▶ **Exercise task**:
Set down the full listing exactly as given. Any pictures are to be left out.

▶ **Input material**:
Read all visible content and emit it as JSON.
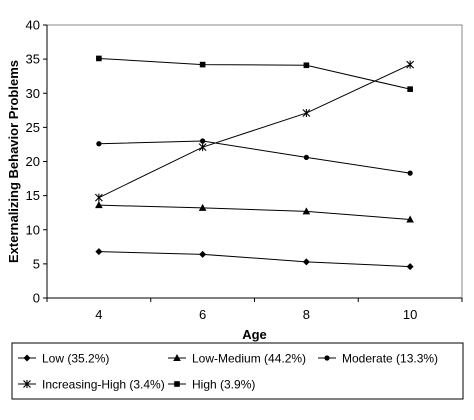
{
  "chart_data": {
    "type": "line",
    "title": "",
    "xlabel": "Age",
    "ylabel": "Externalizing Behavior Problems",
    "x": [
      4,
      6,
      8,
      10
    ],
    "xticks": [
      "4",
      "6",
      "8",
      "10"
    ],
    "ylim": [
      0,
      40
    ],
    "yticks": [
      "0",
      "5",
      "10",
      "15",
      "20",
      "25",
      "30",
      "35",
      "40"
    ],
    "grid": false,
    "legend_position": "bottom",
    "series": [
      {
        "name": "Low (35.2%)",
        "marker": "diamond",
        "values": [
          6.8,
          6.4,
          5.3,
          4.6
        ]
      },
      {
        "name": "Low-Medium (44.2%)",
        "marker": "triangle",
        "values": [
          13.6,
          13.2,
          12.7,
          11.5
        ]
      },
      {
        "name": "Moderate (13.3%)",
        "marker": "circle",
        "values": [
          22.6,
          23.0,
          20.6,
          18.3
        ]
      },
      {
        "name": "Increasing-High (3.4%)",
        "marker": "star",
        "values": [
          14.7,
          22.1,
          27.1,
          34.2
        ]
      },
      {
        "name": "High (3.9%)",
        "marker": "square",
        "values": [
          35.1,
          34.2,
          34.1,
          30.6
        ]
      }
    ]
  }
}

▶ **Task result**:
Read all visible content and emit it as JSON.
{
  "chart_data": {
    "type": "line",
    "title": "",
    "xlabel": "Age",
    "ylabel": "Externalizing Behavior Problems",
    "x": [
      4,
      6,
      8,
      10
    ],
    "xticks": [
      "4",
      "6",
      "8",
      "10"
    ],
    "ylim": [
      0,
      40
    ],
    "yticks": [
      "0",
      "5",
      "10",
      "15",
      "20",
      "25",
      "30",
      "35",
      "40"
    ],
    "grid": false,
    "legend_position": "bottom",
    "series": [
      {
        "name": "Low (35.2%)",
        "marker": "diamond",
        "values": [
          6.8,
          6.4,
          5.3,
          4.6
        ]
      },
      {
        "name": "Low-Medium (44.2%)",
        "marker": "triangle",
        "values": [
          13.6,
          13.2,
          12.7,
          11.5
        ]
      },
      {
        "name": "Moderate (13.3%)",
        "marker": "circle",
        "values": [
          22.6,
          23.0,
          20.6,
          18.3
        ]
      },
      {
        "name": "Increasing-High (3.4%)",
        "marker": "star",
        "values": [
          14.7,
          22.1,
          27.1,
          34.2
        ]
      },
      {
        "name": "High (3.9%)",
        "marker": "square",
        "values": [
          35.1,
          34.2,
          34.1,
          30.6
        ]
      }
    ]
  }
}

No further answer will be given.